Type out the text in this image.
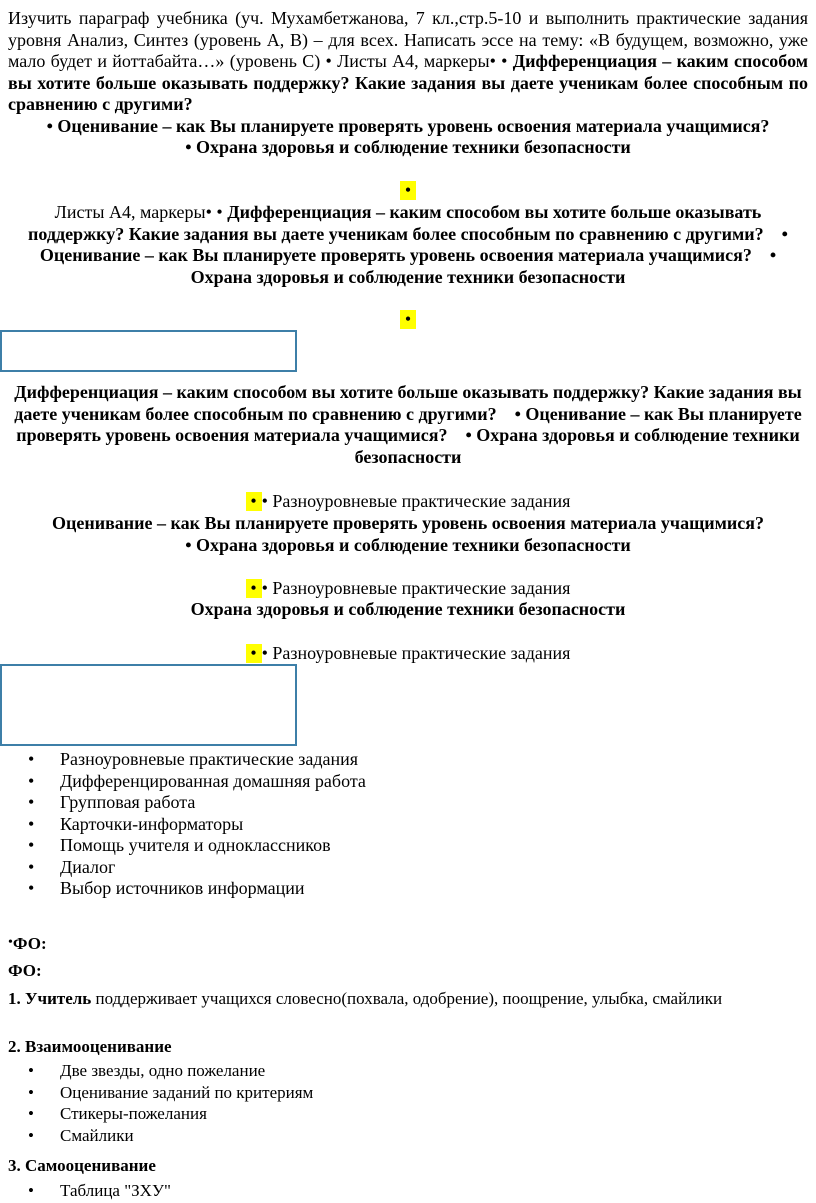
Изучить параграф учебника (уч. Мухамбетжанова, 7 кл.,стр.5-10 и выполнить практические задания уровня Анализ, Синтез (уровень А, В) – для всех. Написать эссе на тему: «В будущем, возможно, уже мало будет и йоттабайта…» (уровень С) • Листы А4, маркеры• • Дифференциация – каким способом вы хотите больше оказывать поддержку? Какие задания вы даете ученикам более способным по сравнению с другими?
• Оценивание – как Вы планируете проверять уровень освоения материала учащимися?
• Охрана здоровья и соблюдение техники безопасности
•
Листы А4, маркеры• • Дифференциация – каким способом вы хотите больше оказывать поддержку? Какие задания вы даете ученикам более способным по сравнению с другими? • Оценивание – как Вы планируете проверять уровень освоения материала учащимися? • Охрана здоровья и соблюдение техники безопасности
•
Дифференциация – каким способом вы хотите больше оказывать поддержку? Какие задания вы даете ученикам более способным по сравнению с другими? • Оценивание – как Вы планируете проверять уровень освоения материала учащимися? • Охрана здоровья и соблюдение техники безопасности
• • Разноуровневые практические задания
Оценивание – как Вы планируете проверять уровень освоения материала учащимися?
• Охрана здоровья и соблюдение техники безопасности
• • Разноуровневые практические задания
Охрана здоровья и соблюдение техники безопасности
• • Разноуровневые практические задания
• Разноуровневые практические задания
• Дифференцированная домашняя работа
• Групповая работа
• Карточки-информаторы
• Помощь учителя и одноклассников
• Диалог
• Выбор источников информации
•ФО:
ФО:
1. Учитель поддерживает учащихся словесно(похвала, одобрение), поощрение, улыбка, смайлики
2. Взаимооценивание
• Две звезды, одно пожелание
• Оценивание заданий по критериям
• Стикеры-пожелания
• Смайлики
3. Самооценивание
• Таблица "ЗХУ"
━━━━
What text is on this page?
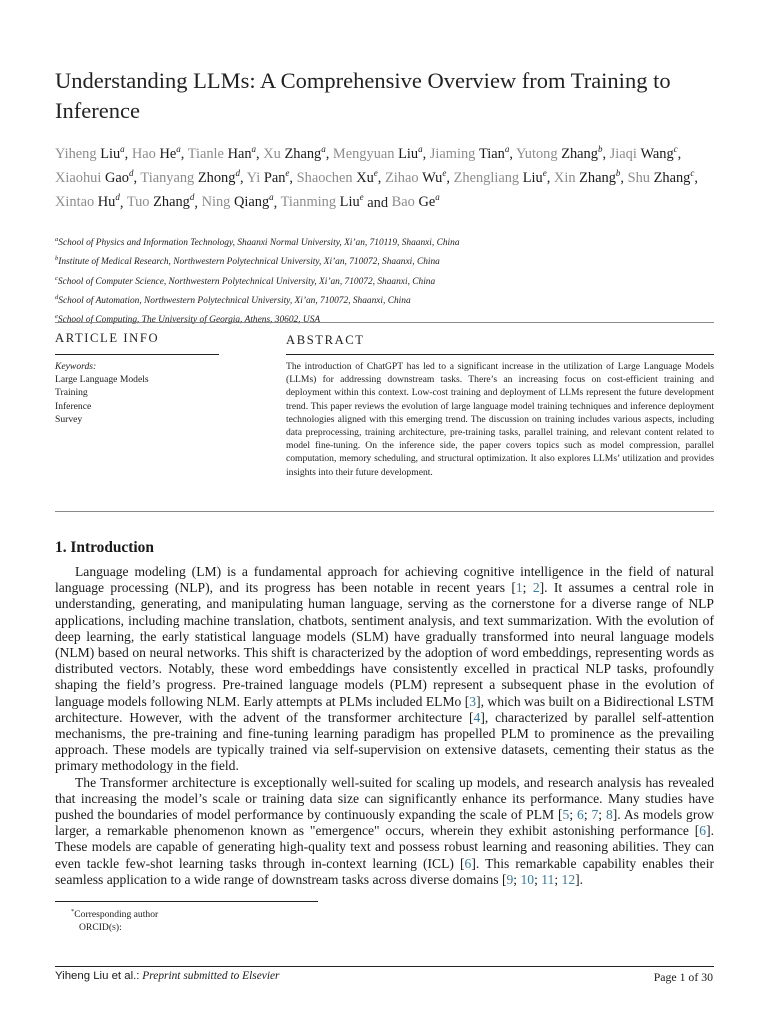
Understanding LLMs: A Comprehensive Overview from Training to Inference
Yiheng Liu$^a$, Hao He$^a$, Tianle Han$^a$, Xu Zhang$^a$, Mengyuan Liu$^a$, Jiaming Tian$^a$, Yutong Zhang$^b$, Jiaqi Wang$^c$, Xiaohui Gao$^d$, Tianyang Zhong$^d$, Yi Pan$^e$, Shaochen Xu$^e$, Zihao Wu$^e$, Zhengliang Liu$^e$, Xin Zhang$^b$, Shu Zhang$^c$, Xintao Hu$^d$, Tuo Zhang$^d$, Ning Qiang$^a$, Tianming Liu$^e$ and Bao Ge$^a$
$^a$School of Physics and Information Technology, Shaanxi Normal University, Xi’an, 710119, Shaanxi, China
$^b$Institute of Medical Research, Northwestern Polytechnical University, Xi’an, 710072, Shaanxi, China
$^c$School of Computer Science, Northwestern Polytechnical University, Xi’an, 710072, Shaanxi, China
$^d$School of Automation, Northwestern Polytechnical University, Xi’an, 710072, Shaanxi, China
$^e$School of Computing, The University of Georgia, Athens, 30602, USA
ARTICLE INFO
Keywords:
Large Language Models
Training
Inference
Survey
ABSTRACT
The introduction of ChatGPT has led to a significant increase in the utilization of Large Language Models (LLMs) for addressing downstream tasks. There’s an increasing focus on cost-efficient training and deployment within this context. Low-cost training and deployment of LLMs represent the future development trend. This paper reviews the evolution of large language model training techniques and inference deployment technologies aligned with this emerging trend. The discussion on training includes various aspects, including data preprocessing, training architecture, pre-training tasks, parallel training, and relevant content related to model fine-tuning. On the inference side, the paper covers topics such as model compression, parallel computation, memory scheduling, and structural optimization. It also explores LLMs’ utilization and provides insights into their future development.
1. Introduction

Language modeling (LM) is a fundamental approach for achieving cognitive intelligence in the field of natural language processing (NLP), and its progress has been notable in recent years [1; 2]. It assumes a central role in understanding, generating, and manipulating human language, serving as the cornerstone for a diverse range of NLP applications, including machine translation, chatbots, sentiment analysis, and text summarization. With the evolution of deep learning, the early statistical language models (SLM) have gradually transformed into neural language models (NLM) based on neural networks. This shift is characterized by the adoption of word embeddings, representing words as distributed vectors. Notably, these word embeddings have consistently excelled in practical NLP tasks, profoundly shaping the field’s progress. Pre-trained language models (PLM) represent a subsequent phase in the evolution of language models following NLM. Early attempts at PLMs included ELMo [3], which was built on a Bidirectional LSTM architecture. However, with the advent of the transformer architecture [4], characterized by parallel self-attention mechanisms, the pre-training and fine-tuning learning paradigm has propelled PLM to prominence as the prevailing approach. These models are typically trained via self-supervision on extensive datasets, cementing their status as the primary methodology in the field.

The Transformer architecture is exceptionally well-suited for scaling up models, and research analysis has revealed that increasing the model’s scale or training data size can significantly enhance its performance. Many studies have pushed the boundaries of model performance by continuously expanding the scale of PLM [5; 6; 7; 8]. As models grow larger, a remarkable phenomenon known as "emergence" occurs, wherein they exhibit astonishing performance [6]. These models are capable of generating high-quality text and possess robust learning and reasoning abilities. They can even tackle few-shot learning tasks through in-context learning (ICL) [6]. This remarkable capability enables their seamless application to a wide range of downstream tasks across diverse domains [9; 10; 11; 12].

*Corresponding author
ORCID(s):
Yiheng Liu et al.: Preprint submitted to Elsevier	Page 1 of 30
━━━━
Exercise directions: Leave out every line without the string "Polytechnical" and copy the rest.

Full solution:
$^b$Institute of Medical Research, Northwestern Polytechnical University, Xi’an, 710072, Shaanxi, China
$^c$School of Computer Science, Northwestern Polytechnical University, Xi’an, 710072, Shaanxi, China
$^d$School of Automation, Northwestern Polytechnical University, Xi’an, 710072, Shaanxi, China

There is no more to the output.